→ **TASK TO CARRY OUT**
Quote all entries in full, exactly.

→ **EXTRACTED INFORMATION**
════════
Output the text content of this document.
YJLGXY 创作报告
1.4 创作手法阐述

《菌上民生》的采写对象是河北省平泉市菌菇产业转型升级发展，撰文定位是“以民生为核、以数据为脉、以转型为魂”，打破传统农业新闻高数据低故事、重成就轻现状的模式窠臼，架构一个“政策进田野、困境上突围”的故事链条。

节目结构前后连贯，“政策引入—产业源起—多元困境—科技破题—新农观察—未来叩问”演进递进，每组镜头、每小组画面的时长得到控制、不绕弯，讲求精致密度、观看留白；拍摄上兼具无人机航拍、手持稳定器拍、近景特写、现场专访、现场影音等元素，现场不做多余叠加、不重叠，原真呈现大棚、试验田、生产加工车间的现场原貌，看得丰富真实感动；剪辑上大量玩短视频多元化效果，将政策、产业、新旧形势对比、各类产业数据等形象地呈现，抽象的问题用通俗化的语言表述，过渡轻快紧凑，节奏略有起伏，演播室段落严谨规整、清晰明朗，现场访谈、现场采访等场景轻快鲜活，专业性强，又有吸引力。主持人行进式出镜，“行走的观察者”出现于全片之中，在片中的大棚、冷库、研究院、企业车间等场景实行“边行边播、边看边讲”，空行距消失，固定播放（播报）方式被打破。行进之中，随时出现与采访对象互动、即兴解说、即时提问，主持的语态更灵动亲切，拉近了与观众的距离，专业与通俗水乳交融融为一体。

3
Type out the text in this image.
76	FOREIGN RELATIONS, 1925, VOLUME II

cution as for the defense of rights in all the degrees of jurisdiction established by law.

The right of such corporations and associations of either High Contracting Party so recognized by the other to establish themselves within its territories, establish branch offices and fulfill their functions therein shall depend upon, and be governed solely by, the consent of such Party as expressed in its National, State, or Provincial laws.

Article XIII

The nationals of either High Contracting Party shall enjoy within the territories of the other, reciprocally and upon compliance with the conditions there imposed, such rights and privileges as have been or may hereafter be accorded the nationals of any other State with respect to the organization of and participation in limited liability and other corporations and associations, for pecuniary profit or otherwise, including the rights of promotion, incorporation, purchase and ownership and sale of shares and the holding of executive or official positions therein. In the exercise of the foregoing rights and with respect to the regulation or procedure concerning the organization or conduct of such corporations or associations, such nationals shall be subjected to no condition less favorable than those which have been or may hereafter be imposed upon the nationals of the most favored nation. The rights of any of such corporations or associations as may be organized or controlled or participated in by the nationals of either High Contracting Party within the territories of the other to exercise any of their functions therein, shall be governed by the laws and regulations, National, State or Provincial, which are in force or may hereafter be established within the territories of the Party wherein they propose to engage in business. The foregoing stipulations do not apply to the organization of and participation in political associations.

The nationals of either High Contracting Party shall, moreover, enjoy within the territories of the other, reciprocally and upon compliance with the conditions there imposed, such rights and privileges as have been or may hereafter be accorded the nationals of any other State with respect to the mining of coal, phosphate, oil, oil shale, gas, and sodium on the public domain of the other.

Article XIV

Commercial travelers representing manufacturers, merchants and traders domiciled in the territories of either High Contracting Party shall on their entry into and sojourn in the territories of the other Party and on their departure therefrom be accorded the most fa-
════════
→ **EXERCISE RESULT**
Output the text content of this document.
YJLGXY 创作报告
1.4 创作手法阐述

《菌上民生》的采写对象是河北省平泉市菌菇产业转型升级发展，撰文定位是“以民生为核、以数据为脉、以转型为魂”，打破传统农业新闻高数据低故事、重成就轻现状的模式窠臼，架构一个“政策进田野、困境上突围”的故事链条。

节目结构前后连贯，“政策引入—产业源起—多元困境—科技破题—新农观察—未来叩问”演进递进，每组镜头、每小组画面的时长得到控制、不绕弯，讲求精致密度、观看留白；拍摄上兼具无人机航拍、手持稳定器拍、近景特写、现场专访、现场影音等元素，现场不做多余叠加、不重叠，原真呈现大棚、试验田、生产加工车间的现场原貌，看得丰富真实感动；剪辑上大量玩短视频多元化效果，将政策、产业、新旧形势对比、各类产业数据等形象地呈现，抽象的问题用通俗化的语言表述，过渡轻快紧凑，节奏略有起伏，演播室段落严谨规整、清晰明朗，现场访谈、现场采访等场景轻快鲜活，专业性强，又有吸引力。主持人行进式出镜，“行走的观察者”出现于全片之中，在片中的大棚、冷库、研究院、企业车间等场景实行“边行边播、边看边讲”，空行距消失，固定播放（播报）方式被打破。行进之中，随时出现与采访对象互动、即兴解说、即时提问，主持的语态更灵动亲切，拉近了与观众的距离，专业与通俗水乳交融融为一体。

3
Type out the text in this image.
76	FOREIGN RELATIONS, 1925, VOLUME II

cution as for the defense of rights in all the degrees of jurisdiction established by law.

The right of such corporations and associations of either High Contracting Party so recognized by the other to establish themselves within its territories, establish branch offices and fulfill their functions therein shall depend upon, and be governed solely by, the consent of such Party as expressed in its National, State, or Provincial laws.

Article XIII

The nationals of either High Contracting Party shall enjoy within the territories of the other, reciprocally and upon compliance with the conditions there imposed, such rights and privileges as have been or may hereafter be accorded the nationals of any other State with respect to the organization of and participation in limited liability and other corporations and associations, for pecuniary profit or otherwise, including the rights of promotion, incorporation, purchase and ownership and sale of shares and the holding of executive or official positions therein. In the exercise of the foregoing rights and with respect to the regulation or procedure concerning the organization or conduct of such corporations or associations, such nationals shall be subjected to no condition less favorable than those which have been or may hereafter be imposed upon the nationals of the most favored nation. The rights of any of such corporations or associations as may be organized or controlled or participated in by the nationals of either High Contracting Party within the territories of the other to exercise any of their functions therein, shall be governed by the laws and regulations, National, State or Provincial, which are in force or may hereafter be established within the territories of the Party wherein they propose to engage in business. The foregoing stipulations do not apply to the organization of and participation in political associations.

The nationals of either High Contracting Party shall, moreover, enjoy within the territories of the other, reciprocally and upon compliance with the conditions there imposed, such rights and privileges as have been or may hereafter be accorded the nationals of any other State with respect to the mining of coal, phosphate, oil, oil shale, gas, and sodium on the public domain of the other.

Article XIV

Commercial travelers representing manufacturers, merchants and traders domiciled in the territories of either High Contracting Party shall on their entry into and sojourn in the territories of the other Party and on their departure therefrom be accorded the most fa-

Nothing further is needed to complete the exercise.